*Exercise prompt*. Pull out every line containing the string "color".

* * *

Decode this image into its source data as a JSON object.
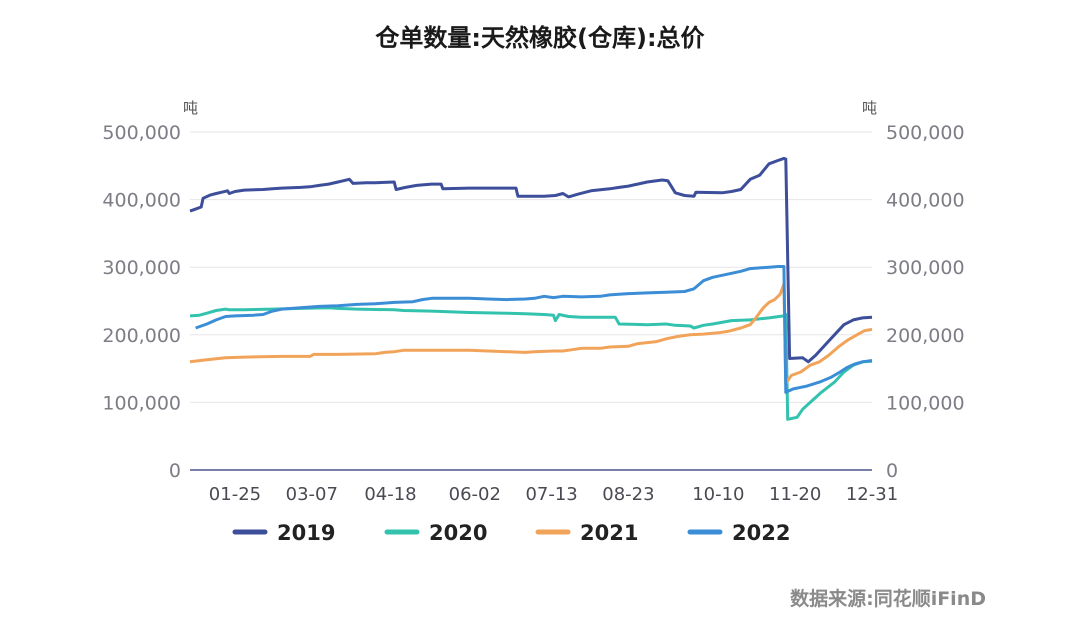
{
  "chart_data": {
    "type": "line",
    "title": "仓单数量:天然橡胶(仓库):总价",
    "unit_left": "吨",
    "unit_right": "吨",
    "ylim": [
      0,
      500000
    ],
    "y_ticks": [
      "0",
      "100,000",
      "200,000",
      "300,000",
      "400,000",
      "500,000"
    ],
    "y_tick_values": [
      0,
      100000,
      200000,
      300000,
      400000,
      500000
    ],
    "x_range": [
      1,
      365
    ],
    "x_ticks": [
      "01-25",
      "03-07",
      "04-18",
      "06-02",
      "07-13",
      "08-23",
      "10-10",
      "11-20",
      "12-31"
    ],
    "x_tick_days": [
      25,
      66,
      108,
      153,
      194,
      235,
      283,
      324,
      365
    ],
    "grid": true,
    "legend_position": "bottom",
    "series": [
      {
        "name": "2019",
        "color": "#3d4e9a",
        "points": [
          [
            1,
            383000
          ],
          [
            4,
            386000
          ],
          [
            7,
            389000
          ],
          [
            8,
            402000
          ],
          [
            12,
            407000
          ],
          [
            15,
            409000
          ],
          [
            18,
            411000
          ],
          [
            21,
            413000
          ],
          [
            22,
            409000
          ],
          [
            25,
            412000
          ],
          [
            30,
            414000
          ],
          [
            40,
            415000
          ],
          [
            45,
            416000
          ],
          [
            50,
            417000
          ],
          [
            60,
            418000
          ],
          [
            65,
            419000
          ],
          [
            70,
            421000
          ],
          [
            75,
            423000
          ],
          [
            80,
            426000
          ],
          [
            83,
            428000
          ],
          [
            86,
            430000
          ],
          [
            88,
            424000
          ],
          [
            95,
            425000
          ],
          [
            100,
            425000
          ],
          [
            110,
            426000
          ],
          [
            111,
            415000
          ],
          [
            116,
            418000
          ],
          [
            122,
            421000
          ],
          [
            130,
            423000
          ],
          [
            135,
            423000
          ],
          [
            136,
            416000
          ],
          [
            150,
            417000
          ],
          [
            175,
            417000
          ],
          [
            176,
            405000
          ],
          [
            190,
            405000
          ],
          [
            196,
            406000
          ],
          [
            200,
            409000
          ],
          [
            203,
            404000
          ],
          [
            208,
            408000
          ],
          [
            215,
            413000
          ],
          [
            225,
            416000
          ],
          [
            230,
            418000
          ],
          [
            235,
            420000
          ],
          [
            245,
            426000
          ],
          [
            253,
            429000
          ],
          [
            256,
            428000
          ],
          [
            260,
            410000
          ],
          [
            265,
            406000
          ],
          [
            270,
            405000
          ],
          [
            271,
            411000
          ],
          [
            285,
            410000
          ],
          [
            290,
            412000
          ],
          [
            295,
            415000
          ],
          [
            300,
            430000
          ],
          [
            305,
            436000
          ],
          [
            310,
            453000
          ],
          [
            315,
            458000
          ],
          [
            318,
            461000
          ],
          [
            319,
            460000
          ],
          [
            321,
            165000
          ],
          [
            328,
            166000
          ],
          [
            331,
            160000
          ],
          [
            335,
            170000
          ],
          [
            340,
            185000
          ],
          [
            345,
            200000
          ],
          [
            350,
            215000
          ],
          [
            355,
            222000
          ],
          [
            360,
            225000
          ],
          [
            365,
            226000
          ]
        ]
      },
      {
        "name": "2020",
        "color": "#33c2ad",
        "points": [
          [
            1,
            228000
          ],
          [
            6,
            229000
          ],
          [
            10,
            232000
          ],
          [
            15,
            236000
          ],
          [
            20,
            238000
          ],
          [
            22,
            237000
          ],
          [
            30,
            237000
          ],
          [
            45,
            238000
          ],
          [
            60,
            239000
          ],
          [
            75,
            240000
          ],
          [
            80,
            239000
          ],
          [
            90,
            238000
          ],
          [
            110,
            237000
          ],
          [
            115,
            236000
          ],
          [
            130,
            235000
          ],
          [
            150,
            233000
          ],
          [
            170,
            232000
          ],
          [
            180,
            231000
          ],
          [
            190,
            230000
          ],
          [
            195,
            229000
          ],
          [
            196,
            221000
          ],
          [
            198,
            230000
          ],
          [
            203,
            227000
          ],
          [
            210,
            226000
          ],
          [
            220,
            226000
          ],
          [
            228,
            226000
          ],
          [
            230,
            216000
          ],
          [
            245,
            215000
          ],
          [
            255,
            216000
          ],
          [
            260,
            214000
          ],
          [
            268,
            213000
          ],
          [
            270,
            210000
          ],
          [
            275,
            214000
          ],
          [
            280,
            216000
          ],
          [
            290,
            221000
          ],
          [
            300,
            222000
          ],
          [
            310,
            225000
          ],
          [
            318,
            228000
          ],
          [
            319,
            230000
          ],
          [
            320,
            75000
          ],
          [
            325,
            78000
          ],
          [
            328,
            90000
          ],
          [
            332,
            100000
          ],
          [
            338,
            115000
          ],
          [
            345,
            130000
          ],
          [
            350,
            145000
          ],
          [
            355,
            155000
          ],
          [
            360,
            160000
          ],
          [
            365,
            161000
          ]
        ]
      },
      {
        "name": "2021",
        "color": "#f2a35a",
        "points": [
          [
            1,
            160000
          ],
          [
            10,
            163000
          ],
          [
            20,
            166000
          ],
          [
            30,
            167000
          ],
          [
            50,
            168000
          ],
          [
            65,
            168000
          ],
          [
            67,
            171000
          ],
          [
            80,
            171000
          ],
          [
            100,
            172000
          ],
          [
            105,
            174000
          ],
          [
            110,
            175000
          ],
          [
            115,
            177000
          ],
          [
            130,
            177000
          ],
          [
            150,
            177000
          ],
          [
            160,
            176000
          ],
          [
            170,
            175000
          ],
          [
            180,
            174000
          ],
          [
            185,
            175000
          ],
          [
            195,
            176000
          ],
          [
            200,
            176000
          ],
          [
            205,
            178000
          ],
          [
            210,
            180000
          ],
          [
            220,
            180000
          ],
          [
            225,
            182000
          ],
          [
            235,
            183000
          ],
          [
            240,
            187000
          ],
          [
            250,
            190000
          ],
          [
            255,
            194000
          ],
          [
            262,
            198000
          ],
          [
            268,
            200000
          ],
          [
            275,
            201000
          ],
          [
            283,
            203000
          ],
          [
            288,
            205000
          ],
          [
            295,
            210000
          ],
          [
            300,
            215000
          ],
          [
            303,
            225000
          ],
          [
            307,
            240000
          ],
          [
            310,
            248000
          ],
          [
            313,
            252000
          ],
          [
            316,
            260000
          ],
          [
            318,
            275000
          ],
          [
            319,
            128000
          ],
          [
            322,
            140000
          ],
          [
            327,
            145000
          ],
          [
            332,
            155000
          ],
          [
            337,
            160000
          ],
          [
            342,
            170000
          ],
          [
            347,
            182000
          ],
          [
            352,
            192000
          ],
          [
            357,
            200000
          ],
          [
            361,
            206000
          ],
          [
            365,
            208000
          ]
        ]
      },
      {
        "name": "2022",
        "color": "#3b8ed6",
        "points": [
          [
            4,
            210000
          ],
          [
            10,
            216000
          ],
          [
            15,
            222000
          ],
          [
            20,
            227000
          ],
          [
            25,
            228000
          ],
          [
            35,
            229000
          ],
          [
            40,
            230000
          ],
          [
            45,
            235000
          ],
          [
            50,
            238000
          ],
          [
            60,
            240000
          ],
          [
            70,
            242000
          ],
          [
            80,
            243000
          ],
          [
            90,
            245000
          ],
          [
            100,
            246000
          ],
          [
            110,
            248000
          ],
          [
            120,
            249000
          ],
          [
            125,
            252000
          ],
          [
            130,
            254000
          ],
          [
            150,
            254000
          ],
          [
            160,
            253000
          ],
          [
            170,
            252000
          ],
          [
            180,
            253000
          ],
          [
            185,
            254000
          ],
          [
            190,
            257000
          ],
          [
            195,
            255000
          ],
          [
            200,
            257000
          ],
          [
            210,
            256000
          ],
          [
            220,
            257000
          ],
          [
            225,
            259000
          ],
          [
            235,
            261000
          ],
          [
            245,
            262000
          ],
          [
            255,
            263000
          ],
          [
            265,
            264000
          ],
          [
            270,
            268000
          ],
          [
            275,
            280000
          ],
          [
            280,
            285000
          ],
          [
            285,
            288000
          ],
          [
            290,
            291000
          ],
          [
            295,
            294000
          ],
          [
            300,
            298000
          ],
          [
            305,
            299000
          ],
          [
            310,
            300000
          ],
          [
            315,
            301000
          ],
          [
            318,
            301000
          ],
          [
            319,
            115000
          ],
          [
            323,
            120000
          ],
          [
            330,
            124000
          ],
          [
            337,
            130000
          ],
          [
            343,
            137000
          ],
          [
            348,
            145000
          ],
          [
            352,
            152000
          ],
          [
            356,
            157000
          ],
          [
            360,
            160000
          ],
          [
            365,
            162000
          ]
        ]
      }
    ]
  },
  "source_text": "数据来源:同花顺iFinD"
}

* * *

*Completed exercise*.
        "color": "#3d4e9a",
        "color": "#33c2ad",
        "color": "#f2a35a",
        "color": "#3b8ed6",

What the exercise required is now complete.